• [SUPPLIED ENTRIES]:
————————

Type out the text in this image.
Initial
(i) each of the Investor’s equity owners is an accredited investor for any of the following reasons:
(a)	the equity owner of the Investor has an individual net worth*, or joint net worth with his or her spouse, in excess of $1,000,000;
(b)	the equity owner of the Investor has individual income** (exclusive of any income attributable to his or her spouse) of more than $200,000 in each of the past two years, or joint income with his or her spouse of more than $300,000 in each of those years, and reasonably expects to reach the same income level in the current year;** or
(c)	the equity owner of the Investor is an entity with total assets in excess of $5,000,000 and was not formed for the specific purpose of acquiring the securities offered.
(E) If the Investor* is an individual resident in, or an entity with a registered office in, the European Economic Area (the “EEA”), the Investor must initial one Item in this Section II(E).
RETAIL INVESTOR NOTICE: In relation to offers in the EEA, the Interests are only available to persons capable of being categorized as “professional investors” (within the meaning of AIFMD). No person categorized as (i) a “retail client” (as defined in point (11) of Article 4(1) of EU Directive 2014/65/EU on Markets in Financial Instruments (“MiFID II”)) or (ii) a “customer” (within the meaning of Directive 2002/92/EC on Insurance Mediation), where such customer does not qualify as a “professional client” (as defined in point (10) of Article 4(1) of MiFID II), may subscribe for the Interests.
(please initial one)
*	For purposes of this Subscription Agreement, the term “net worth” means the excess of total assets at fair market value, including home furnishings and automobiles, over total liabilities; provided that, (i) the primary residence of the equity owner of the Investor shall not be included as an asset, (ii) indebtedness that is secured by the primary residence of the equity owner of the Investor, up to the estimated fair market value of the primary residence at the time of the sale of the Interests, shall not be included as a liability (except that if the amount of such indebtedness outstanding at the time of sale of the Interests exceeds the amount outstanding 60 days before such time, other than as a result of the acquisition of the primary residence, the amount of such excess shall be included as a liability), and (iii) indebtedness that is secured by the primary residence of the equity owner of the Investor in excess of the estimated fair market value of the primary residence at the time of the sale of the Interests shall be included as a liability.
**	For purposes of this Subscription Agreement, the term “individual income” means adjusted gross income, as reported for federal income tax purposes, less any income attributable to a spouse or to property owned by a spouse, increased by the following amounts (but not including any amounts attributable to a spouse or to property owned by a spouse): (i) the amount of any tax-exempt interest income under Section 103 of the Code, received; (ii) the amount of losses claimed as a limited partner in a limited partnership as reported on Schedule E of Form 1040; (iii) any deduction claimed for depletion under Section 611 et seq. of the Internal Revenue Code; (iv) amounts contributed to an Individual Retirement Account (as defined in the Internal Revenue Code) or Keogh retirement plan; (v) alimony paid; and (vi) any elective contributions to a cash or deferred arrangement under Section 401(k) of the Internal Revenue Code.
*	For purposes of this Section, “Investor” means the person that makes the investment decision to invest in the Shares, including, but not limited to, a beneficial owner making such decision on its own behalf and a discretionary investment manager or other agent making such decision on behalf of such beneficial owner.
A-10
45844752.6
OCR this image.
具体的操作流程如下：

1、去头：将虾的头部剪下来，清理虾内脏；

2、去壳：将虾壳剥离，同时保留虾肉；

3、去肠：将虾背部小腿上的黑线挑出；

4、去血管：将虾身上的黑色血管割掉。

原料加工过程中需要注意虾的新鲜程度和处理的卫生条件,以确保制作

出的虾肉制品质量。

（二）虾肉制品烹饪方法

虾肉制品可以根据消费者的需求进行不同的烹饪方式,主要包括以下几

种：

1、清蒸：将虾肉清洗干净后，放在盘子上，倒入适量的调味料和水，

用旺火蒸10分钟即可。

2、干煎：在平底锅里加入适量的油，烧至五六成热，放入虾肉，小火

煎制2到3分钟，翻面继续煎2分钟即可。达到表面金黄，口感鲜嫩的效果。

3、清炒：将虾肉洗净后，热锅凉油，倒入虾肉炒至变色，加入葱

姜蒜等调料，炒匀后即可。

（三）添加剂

————————

• [EXERCISE TASK]:
Set down exactly what runs from the line with "OCR this image." to the last line of the data above, including both of those lines and no others.

• [WORKED ANSWER]:
OCR this image.
具体的操作流程如下：

1、去头：将虾的头部剪下来，清理虾内脏；

2、去壳：将虾壳剥离，同时保留虾肉；

3、去肠：将虾背部小腿上的黑线挑出；

4、去血管：将虾身上的黑色血管割掉。

原料加工过程中需要注意虾的新鲜程度和处理的卫生条件,以确保制作

出的虾肉制品质量。

（二）虾肉制品烹饪方法

虾肉制品可以根据消费者的需求进行不同的烹饪方式,主要包括以下几

种：

1、清蒸：将虾肉清洗干净后，放在盘子上，倒入适量的调味料和水，

用旺火蒸10分钟即可。

2、干煎：在平底锅里加入适量的油，烧至五六成热，放入虾肉，小火

煎制2到3分钟，翻面继续煎2分钟即可。达到表面金黄，口感鲜嫩的效果。

3、清炒：将虾肉洗净后，热锅凉油，倒入虾肉炒至变色，加入葱

姜蒜等调料，炒匀后即可。

（三）添加剂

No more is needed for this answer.